A block of data
········
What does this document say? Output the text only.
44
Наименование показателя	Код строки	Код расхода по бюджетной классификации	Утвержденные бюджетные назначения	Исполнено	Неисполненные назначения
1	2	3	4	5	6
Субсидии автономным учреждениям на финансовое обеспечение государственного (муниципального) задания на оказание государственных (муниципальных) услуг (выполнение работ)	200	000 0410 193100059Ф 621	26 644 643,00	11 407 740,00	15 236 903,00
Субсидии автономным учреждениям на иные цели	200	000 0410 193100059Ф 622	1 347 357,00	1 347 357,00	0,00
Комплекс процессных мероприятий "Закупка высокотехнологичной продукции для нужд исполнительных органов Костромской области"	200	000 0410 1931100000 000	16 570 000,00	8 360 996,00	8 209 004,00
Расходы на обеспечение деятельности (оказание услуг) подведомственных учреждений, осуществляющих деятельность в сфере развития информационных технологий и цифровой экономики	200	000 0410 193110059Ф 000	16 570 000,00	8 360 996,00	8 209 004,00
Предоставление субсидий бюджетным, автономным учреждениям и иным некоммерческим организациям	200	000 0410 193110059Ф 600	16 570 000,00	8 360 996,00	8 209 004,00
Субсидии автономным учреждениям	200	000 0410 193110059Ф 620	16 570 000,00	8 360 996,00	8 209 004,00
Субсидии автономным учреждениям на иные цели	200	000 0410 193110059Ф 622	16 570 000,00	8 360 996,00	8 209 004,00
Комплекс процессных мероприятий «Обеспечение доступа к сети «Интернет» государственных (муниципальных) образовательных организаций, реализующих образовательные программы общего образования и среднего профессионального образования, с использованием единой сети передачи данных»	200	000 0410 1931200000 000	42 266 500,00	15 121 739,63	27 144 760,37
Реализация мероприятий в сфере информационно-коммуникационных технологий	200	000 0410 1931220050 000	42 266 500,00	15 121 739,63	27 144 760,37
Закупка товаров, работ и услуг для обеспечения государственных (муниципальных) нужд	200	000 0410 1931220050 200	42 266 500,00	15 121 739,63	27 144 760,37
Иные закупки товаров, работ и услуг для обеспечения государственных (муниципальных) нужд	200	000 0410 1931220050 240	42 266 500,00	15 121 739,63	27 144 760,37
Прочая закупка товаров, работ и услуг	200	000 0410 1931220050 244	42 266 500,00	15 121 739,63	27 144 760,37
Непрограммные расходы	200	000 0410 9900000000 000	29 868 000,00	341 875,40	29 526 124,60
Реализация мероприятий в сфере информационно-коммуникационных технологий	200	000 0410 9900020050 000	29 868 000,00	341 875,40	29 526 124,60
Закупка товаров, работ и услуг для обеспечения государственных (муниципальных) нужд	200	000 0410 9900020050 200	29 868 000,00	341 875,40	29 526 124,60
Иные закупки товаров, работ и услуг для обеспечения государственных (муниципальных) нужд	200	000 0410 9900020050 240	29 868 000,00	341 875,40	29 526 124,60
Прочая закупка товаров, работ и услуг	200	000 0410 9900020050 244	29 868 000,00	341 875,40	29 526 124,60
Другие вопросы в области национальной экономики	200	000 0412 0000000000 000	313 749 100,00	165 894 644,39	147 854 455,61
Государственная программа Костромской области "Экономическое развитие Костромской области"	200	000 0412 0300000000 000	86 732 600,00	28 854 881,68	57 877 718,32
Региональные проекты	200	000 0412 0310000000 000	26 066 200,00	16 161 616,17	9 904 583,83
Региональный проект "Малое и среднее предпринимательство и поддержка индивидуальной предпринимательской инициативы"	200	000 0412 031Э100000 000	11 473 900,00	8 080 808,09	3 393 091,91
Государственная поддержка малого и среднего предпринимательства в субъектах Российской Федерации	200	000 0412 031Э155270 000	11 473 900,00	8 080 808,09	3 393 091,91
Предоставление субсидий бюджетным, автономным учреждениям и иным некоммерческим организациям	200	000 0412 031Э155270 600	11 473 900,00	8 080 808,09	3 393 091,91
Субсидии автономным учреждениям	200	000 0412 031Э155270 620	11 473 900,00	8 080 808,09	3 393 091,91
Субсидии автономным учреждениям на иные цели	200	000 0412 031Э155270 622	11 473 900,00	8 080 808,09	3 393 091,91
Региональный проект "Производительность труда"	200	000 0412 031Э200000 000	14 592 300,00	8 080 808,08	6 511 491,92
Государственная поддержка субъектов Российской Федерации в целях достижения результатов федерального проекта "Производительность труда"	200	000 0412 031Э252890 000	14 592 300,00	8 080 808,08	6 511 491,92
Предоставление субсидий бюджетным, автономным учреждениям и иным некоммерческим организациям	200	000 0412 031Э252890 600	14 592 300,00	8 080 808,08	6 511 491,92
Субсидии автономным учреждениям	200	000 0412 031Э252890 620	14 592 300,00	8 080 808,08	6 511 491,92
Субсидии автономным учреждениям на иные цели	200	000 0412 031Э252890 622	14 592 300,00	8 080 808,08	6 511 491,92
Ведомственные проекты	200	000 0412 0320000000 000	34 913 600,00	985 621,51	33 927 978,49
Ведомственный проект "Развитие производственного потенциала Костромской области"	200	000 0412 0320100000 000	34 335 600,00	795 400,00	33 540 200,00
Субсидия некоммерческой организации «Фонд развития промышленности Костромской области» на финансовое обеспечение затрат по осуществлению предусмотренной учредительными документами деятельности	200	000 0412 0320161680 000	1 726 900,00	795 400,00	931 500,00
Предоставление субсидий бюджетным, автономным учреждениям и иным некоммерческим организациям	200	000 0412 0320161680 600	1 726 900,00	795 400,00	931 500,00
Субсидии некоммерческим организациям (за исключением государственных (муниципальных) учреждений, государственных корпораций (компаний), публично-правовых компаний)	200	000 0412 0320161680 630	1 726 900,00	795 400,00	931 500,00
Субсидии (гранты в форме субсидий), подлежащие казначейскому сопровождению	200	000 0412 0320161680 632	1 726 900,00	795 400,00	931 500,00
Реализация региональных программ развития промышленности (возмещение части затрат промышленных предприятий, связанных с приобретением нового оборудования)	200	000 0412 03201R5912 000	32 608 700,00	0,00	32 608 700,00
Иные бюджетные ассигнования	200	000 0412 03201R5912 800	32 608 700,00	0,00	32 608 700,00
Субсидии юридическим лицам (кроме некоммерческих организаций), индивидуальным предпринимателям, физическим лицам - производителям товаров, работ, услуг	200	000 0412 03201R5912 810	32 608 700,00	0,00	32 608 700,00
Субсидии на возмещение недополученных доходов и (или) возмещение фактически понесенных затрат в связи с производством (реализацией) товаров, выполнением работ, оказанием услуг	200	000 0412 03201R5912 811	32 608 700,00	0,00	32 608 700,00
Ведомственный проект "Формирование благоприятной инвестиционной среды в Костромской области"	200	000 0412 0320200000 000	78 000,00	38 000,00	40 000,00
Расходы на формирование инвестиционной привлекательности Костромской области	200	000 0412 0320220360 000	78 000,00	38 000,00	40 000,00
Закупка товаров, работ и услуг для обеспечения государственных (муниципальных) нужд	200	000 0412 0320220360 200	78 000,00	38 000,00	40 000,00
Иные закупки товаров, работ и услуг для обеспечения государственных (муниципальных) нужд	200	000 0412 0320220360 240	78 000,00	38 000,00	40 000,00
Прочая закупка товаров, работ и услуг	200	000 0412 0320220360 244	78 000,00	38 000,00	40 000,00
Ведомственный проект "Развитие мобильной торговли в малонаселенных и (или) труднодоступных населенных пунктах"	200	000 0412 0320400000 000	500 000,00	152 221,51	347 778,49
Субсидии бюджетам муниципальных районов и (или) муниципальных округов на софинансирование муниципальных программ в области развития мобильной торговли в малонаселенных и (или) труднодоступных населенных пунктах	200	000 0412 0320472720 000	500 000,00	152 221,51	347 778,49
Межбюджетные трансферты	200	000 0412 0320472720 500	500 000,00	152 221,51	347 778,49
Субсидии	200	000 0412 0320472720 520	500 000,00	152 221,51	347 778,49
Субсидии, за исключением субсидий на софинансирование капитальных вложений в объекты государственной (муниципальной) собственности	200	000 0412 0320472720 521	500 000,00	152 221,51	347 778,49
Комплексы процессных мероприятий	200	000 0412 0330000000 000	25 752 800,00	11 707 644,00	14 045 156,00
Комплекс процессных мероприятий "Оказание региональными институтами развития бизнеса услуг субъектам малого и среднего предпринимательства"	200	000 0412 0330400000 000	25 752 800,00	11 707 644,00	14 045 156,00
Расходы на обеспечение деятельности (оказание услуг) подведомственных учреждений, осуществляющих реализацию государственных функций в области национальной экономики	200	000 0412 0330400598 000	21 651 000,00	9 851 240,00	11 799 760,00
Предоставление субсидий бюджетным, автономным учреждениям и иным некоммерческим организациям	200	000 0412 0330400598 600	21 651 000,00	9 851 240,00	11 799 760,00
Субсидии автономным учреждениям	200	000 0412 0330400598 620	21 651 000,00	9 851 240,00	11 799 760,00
········
**Do this**
Only the count is needed: the number of lines in the data that include the word "информационно".

**Written answer**
2